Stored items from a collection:

-------------------------

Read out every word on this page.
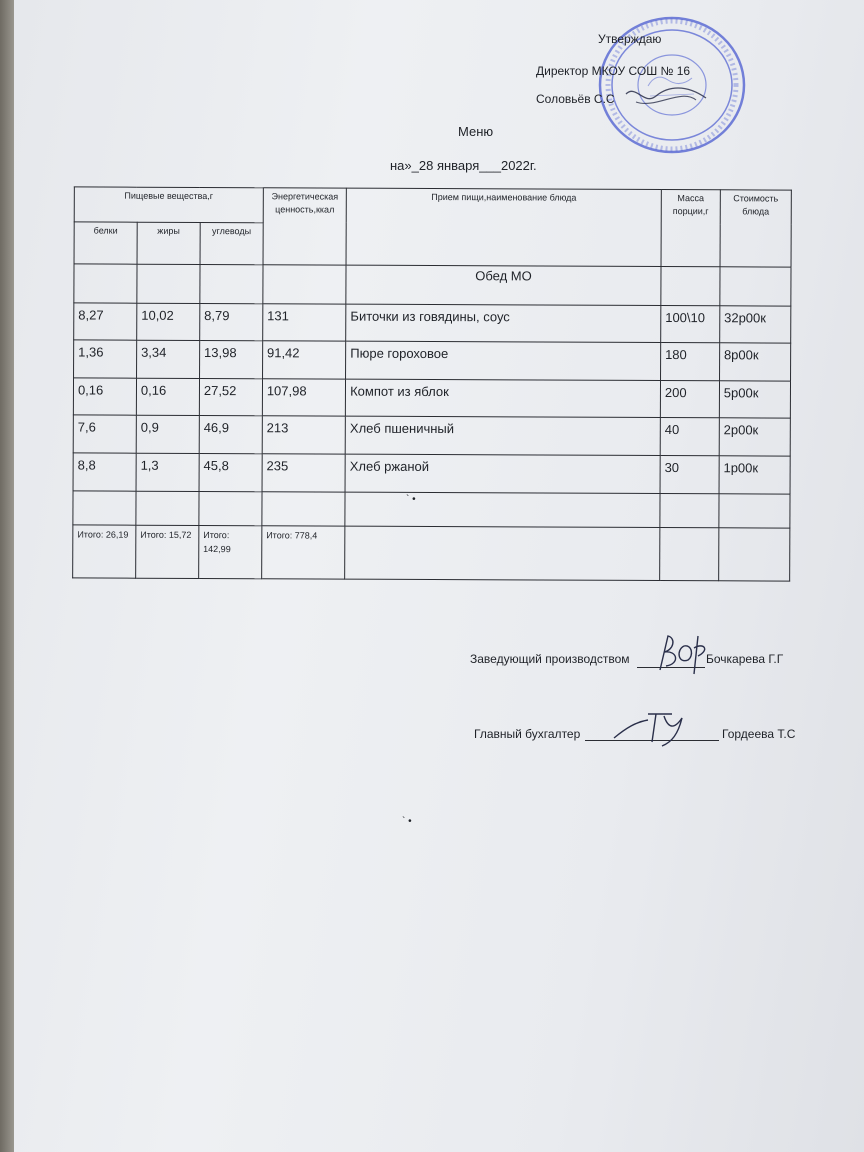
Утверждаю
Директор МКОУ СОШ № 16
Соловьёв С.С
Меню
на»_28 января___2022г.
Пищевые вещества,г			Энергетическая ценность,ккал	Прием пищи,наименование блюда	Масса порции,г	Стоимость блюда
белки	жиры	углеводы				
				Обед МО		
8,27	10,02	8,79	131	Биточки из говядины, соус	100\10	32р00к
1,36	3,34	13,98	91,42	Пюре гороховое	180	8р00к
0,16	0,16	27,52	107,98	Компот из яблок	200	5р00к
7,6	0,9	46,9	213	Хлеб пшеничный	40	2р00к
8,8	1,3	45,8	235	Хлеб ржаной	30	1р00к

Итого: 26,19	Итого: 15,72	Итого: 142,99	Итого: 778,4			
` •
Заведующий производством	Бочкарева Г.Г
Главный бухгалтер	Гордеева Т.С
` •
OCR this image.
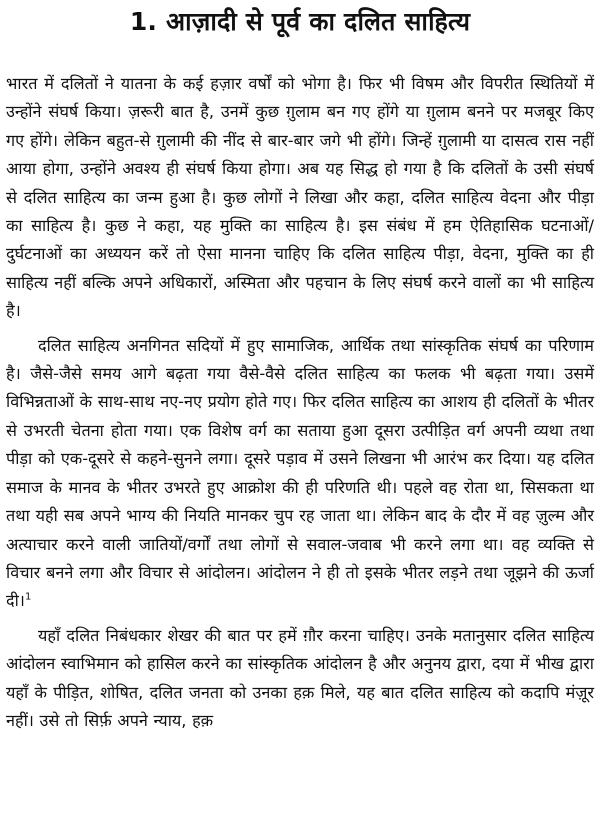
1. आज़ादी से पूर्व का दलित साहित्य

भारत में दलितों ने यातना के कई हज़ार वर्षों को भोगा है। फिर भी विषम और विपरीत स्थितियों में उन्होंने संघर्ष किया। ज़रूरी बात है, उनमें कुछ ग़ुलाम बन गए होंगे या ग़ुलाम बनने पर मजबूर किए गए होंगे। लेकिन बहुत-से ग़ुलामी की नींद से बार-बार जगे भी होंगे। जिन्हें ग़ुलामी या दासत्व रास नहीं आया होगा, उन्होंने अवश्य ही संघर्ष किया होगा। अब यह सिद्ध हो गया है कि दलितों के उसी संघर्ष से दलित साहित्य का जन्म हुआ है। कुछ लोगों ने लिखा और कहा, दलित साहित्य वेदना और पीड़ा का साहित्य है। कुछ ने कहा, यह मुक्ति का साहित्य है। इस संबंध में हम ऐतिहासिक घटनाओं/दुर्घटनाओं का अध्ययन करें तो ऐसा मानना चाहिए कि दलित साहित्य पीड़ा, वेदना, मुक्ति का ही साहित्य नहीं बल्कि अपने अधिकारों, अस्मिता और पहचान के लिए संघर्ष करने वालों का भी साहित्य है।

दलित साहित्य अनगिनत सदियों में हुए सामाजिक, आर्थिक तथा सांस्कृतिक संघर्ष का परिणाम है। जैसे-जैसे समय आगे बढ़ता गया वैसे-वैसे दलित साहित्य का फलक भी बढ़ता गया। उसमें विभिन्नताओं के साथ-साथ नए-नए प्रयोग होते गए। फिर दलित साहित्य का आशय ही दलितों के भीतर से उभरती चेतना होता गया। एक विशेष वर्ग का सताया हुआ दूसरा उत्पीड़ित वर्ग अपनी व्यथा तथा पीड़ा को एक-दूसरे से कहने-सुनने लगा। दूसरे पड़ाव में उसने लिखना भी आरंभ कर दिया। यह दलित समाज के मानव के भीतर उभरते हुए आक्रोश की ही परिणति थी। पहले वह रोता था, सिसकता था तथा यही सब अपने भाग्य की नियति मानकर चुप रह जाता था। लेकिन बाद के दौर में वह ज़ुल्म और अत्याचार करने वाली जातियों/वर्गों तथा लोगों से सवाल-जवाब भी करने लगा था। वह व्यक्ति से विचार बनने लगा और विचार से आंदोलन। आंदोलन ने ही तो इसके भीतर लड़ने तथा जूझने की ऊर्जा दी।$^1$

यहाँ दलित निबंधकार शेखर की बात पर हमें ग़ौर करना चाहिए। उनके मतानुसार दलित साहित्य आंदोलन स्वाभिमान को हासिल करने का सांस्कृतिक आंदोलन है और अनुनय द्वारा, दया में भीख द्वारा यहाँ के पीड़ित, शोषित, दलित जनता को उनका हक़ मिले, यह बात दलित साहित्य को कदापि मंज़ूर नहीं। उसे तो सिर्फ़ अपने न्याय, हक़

-------------------------

*WRITTEN REQUEST*. Output all of the records exactly as they appear above, but not the pictures.

*RESPONSE FOR THIS EXERCISE*.
Read out every word on this page.
Утверждаю
Директор МКОУ СОШ № 16
Соловьёв С.С
Меню
на»_28 января___2022г.
Пищевые вещества,г			Энергетическая ценность,ккал	Прием пищи,наименование блюда	Масса порции,г	Стоимость блюда
белки	жиры	углеводы				
				Обед МО		
8,27	10,02	8,79	131	Биточки из говядины, соус	100\10	32р00к
1,36	3,34	13,98	91,42	Пюре гороховое	180	8р00к
0,16	0,16	27,52	107,98	Компот из яблок	200	5р00к
7,6	0,9	46,9	213	Хлеб пшеничный	40	2р00к
8,8	1,3	45,8	235	Хлеб ржаной	30	1р00к

Итого: 26,19	Итого: 15,72	Итого: 142,99	Итого: 778,4			
` •
Заведующий производством	Бочкарева Г.Г
Главный бухгалтер	Гордеева Т.С
` •
OCR this image.
1. आज़ादी से पूर्व का दलित साहित्य

भारत में दलितों ने यातना के कई हज़ार वर्षों को भोगा है। फिर भी विषम और विपरीत स्थितियों में उन्होंने संघर्ष किया। ज़रूरी बात है, उनमें कुछ ग़ुलाम बन गए होंगे या ग़ुलाम बनने पर मजबूर किए गए होंगे। लेकिन बहुत-से ग़ुलामी की नींद से बार-बार जगे भी होंगे। जिन्हें ग़ुलामी या दासत्व रास नहीं आया होगा, उन्होंने अवश्य ही संघर्ष किया होगा। अब यह सिद्ध हो गया है कि दलितों के उसी संघर्ष से दलित साहित्य का जन्म हुआ है। कुछ लोगों ने लिखा और कहा, दलित साहित्य वेदना और पीड़ा का साहित्य है। कुछ ने कहा, यह मुक्ति का साहित्य है। इस संबंध में हम ऐतिहासिक घटनाओं/दुर्घटनाओं का अध्ययन करें तो ऐसा मानना चाहिए कि दलित साहित्य पीड़ा, वेदना, मुक्ति का ही साहित्य नहीं बल्कि अपने अधिकारों, अस्मिता और पहचान के लिए संघर्ष करने वालों का भी साहित्य है।

दलित साहित्य अनगिनत सदियों में हुए सामाजिक, आर्थिक तथा सांस्कृतिक संघर्ष का परिणाम है। जैसे-जैसे समय आगे बढ़ता गया वैसे-वैसे दलित साहित्य का फलक भी बढ़ता गया। उसमें विभिन्नताओं के साथ-साथ नए-नए प्रयोग होते गए। फिर दलित साहित्य का आशय ही दलितों के भीतर से उभरती चेतना होता गया। एक विशेष वर्ग का सताया हुआ दूसरा उत्पीड़ित वर्ग अपनी व्यथा तथा पीड़ा को एक-दूसरे से कहने-सुनने लगा। दूसरे पड़ाव में उसने लिखना भी आरंभ कर दिया। यह दलित समाज के मानव के भीतर उभरते हुए आक्रोश की ही परिणति थी। पहले वह रोता था, सिसकता था तथा यही सब अपने भाग्य की नियति मानकर चुप रह जाता था। लेकिन बाद के दौर में वह ज़ुल्म और अत्याचार करने वाली जातियों/वर्गों तथा लोगों से सवाल-जवाब भी करने लगा था। वह व्यक्ति से विचार बनने लगा और विचार से आंदोलन। आंदोलन ने ही तो इसके भीतर लड़ने तथा जूझने की ऊर्जा दी।$^1$

यहाँ दलित निबंधकार शेखर की बात पर हमें ग़ौर करना चाहिए। उनके मतानुसार दलित साहित्य आंदोलन स्वाभिमान को हासिल करने का सांस्कृतिक आंदोलन है और अनुनय द्वारा, दया में भीख द्वारा यहाँ के पीड़ित, शोषित, दलित जनता को उनका हक़ मिले, यह बात दलित साहित्य को कदापि मंज़ूर नहीं। उसे तो सिर्फ़ अपने न्याय, हक़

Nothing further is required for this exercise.